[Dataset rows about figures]
## Begin

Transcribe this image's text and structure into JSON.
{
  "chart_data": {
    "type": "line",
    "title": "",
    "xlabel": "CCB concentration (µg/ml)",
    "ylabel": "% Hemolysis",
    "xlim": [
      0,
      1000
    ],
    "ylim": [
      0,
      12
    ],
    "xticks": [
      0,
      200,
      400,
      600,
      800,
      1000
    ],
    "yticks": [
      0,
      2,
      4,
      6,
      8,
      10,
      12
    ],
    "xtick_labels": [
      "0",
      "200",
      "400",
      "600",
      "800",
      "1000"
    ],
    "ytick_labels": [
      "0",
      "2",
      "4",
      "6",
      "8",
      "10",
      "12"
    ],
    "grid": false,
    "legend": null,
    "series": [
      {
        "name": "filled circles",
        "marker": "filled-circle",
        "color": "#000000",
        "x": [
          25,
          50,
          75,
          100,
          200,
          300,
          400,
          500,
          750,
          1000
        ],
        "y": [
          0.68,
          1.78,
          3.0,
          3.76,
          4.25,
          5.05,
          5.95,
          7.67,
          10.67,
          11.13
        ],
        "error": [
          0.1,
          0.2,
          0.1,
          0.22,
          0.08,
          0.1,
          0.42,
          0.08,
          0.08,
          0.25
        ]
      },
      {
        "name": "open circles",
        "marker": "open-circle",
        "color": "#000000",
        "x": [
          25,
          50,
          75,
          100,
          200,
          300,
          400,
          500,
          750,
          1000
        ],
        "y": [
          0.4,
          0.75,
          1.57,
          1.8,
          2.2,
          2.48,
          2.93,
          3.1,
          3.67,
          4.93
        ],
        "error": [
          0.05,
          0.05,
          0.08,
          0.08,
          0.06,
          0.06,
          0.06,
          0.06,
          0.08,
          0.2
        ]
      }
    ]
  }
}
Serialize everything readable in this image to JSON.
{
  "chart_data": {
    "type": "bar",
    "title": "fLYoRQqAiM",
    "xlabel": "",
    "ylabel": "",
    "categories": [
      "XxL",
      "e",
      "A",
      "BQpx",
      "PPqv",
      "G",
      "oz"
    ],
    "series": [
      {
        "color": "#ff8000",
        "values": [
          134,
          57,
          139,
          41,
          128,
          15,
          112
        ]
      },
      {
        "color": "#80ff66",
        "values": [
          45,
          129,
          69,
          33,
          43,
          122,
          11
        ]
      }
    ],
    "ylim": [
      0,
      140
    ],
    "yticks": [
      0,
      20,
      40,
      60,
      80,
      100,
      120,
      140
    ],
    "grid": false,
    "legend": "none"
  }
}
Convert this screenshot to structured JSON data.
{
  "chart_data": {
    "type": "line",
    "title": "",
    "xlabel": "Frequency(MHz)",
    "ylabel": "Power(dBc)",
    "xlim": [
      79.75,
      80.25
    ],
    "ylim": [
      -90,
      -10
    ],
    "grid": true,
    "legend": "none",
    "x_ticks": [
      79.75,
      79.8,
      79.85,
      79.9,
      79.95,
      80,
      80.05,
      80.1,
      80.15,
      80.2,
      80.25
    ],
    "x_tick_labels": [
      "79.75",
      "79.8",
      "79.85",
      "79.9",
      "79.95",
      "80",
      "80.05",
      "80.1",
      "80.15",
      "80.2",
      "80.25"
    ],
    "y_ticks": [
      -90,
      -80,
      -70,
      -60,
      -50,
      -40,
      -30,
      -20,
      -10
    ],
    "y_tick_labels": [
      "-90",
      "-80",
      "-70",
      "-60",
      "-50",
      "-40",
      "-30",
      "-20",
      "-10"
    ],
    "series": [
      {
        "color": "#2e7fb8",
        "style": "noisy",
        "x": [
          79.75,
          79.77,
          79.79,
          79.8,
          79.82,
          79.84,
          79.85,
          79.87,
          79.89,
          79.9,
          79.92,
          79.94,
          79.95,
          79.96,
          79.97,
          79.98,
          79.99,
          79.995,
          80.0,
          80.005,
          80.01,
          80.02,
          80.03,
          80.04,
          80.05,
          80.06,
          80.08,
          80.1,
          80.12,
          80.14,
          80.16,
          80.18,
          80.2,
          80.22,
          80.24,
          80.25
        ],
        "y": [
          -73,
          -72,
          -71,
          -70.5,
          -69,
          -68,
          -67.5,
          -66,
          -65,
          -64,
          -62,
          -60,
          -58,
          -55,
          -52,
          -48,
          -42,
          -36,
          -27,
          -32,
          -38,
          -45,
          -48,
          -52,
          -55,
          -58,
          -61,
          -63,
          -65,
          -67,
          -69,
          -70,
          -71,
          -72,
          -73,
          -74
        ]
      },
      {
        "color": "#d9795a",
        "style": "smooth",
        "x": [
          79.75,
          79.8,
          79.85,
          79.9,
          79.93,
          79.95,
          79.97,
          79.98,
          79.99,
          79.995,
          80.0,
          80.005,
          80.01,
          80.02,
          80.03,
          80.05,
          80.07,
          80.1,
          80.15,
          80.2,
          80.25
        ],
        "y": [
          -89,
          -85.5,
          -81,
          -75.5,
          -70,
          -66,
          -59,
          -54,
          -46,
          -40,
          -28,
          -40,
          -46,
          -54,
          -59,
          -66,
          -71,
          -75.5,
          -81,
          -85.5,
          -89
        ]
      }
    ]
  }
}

## End

* [Work to complete]
Among the lines of the data, identify those with the word "image". Copy each of them.

* [Reply]
Transcribe this image's text and structure into JSON.
Serialize everything readable in this image to JSON.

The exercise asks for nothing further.